--- START Provided data ---

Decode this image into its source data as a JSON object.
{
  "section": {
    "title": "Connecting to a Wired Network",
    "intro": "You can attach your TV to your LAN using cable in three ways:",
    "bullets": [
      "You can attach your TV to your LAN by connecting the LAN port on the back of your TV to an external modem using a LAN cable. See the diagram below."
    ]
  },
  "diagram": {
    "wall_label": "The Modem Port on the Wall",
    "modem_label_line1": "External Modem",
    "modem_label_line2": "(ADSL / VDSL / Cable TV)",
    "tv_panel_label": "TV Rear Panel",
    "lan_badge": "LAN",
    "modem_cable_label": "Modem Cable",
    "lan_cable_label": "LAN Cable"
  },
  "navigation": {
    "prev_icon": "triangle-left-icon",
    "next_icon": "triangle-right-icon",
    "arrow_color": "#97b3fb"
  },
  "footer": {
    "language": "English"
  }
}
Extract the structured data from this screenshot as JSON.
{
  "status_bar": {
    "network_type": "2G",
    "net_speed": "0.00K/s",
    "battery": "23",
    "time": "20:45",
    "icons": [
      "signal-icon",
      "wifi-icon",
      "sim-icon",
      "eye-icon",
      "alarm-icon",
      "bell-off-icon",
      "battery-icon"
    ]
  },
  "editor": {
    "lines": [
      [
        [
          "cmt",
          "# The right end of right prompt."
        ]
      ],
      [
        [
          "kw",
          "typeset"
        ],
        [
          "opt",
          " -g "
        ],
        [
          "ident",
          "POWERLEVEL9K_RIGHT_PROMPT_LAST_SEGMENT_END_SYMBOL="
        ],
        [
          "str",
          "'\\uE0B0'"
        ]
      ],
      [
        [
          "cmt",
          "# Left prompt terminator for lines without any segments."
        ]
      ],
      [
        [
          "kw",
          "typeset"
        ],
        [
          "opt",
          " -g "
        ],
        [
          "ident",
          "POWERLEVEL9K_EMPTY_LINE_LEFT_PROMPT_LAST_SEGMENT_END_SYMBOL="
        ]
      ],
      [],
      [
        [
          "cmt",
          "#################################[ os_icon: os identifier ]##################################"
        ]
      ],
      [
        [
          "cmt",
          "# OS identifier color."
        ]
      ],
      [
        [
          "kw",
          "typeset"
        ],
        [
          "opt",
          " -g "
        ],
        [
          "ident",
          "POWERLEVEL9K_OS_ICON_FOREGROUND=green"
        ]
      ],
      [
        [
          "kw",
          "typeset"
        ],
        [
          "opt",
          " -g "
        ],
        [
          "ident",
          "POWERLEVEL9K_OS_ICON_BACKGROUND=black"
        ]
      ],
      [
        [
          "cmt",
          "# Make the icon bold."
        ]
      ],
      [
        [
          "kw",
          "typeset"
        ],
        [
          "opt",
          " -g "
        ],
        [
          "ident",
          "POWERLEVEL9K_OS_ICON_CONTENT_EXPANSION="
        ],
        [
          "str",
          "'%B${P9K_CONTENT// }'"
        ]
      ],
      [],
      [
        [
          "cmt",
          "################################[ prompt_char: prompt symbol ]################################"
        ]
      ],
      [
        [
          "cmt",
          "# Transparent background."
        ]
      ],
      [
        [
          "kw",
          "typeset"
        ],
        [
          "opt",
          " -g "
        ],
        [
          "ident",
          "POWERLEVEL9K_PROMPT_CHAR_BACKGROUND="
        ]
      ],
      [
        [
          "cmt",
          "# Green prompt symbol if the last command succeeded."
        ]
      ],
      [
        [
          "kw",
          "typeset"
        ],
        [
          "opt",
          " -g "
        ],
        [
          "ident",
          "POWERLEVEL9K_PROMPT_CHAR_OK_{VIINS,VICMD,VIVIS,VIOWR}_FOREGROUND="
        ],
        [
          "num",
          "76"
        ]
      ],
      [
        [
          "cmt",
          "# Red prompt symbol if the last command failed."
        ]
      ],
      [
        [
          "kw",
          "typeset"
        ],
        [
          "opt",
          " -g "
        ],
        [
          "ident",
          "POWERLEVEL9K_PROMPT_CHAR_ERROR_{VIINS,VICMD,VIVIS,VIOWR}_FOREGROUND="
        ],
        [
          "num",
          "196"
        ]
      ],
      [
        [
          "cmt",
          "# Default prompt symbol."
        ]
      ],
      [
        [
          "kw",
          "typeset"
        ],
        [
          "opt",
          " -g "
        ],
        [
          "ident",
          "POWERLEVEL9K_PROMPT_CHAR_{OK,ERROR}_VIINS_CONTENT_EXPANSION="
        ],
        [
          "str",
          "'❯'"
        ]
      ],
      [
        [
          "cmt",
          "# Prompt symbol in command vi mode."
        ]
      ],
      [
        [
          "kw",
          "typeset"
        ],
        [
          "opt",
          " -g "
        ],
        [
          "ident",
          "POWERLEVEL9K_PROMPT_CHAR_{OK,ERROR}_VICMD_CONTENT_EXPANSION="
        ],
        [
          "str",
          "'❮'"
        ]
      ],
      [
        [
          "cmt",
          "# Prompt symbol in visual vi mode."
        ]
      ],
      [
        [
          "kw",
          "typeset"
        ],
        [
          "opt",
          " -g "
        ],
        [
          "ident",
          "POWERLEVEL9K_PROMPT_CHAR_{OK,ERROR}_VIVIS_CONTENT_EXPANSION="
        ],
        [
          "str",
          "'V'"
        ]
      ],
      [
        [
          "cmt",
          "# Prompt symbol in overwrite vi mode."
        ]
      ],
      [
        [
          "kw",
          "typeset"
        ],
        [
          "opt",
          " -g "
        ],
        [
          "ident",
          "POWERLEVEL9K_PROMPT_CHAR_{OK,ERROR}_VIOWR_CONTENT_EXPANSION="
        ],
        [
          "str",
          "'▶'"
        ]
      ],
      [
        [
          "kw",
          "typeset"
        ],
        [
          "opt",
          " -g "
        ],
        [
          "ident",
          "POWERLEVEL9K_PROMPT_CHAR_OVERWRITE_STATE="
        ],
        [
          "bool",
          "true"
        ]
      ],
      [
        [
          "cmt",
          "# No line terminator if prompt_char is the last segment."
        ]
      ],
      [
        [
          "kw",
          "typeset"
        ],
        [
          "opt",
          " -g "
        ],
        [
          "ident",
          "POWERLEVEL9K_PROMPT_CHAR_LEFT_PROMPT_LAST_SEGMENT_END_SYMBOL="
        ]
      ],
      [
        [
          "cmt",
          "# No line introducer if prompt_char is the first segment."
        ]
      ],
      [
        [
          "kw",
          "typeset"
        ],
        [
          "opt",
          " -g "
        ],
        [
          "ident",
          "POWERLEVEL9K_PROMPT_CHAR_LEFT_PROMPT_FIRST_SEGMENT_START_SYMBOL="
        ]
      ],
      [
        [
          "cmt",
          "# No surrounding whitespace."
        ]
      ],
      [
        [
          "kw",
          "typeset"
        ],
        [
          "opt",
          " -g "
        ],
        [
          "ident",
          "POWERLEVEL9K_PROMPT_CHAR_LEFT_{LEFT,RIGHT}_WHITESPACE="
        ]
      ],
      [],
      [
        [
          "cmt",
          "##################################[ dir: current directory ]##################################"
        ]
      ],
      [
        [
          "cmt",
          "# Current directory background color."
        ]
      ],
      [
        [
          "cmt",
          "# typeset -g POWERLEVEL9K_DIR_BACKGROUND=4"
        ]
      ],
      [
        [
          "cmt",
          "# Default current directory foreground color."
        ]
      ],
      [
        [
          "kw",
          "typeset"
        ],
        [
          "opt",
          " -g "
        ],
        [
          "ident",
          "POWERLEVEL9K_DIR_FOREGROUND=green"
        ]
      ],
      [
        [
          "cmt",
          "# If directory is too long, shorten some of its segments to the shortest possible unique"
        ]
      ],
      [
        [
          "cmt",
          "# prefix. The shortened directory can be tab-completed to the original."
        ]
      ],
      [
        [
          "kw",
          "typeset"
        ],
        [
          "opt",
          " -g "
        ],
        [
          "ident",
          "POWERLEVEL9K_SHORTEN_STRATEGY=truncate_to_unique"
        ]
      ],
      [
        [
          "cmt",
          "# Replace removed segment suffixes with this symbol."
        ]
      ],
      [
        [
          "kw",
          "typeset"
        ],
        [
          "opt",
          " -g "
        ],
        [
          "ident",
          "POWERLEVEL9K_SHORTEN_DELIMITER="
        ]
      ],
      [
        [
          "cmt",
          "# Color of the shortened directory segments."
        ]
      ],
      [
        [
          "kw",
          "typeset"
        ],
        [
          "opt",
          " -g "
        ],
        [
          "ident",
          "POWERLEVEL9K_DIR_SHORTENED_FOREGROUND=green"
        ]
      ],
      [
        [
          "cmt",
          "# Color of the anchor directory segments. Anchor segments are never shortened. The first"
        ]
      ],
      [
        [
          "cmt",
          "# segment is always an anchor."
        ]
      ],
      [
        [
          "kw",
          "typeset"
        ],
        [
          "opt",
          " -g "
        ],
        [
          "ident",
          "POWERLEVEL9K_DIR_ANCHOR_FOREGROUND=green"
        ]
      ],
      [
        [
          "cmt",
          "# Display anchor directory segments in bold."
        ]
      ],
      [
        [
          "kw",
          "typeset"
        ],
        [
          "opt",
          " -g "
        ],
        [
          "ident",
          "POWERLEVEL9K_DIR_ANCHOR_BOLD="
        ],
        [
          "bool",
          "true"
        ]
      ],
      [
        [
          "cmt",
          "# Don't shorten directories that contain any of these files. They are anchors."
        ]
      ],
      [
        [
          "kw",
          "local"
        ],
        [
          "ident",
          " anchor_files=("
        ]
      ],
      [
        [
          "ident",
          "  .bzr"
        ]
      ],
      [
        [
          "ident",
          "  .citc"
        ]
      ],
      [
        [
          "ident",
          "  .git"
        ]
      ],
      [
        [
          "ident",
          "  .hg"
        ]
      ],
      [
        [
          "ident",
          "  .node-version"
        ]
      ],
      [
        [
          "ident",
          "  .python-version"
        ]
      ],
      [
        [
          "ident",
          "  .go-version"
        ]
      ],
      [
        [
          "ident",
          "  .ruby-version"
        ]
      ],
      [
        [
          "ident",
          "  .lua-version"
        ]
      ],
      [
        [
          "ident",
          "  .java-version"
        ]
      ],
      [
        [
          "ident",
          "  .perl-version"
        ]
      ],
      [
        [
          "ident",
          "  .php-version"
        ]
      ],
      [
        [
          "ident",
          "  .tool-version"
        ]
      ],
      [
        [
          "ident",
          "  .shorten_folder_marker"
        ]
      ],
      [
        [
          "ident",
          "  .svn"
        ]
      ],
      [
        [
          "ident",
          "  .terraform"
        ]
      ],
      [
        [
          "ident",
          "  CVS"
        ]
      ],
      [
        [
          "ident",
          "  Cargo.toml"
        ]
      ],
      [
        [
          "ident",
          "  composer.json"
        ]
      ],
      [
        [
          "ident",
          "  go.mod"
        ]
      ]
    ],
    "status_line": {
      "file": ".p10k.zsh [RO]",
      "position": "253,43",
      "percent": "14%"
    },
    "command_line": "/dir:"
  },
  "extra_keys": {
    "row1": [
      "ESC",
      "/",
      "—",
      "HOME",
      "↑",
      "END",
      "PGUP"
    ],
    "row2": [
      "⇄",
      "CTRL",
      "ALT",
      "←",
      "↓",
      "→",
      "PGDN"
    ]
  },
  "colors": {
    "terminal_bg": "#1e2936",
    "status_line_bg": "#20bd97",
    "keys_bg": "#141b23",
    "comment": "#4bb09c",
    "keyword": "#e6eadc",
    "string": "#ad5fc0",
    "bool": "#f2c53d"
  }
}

--- END Provided data ---

### Exercise task
Scan the records above for the string "lines", then select every line that holds it.

### Final answer
    "lines": [
          "# Left prompt terminator for lines without any segments."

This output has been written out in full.